[BEGIN Given entries]
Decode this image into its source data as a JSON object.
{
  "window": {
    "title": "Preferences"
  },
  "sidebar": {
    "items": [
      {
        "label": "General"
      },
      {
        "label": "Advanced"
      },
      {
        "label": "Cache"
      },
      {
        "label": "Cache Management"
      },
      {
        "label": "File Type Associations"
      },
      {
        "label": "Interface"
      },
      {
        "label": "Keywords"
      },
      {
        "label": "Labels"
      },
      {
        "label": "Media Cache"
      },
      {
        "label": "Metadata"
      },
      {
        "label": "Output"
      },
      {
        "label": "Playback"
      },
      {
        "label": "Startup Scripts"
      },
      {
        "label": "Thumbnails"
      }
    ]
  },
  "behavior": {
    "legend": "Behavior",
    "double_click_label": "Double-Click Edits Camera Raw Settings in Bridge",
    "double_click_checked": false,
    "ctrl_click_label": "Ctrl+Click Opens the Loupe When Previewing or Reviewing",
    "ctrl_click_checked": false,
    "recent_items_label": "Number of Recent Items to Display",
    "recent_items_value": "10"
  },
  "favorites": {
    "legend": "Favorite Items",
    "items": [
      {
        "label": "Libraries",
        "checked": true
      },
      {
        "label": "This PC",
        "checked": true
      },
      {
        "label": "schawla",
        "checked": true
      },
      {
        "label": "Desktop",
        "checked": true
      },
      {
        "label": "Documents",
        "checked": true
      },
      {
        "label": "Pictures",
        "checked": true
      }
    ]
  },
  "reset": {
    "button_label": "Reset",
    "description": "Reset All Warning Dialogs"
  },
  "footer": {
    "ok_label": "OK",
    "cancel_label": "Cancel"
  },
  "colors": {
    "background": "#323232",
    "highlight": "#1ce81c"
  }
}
[END Given entries]
» Stated problem
Copy every line of the listing that includes the string "Cache".

» Answer to this problem
        "label": "Cache"
        "label": "Cache Management"
        "label": "Media Cache"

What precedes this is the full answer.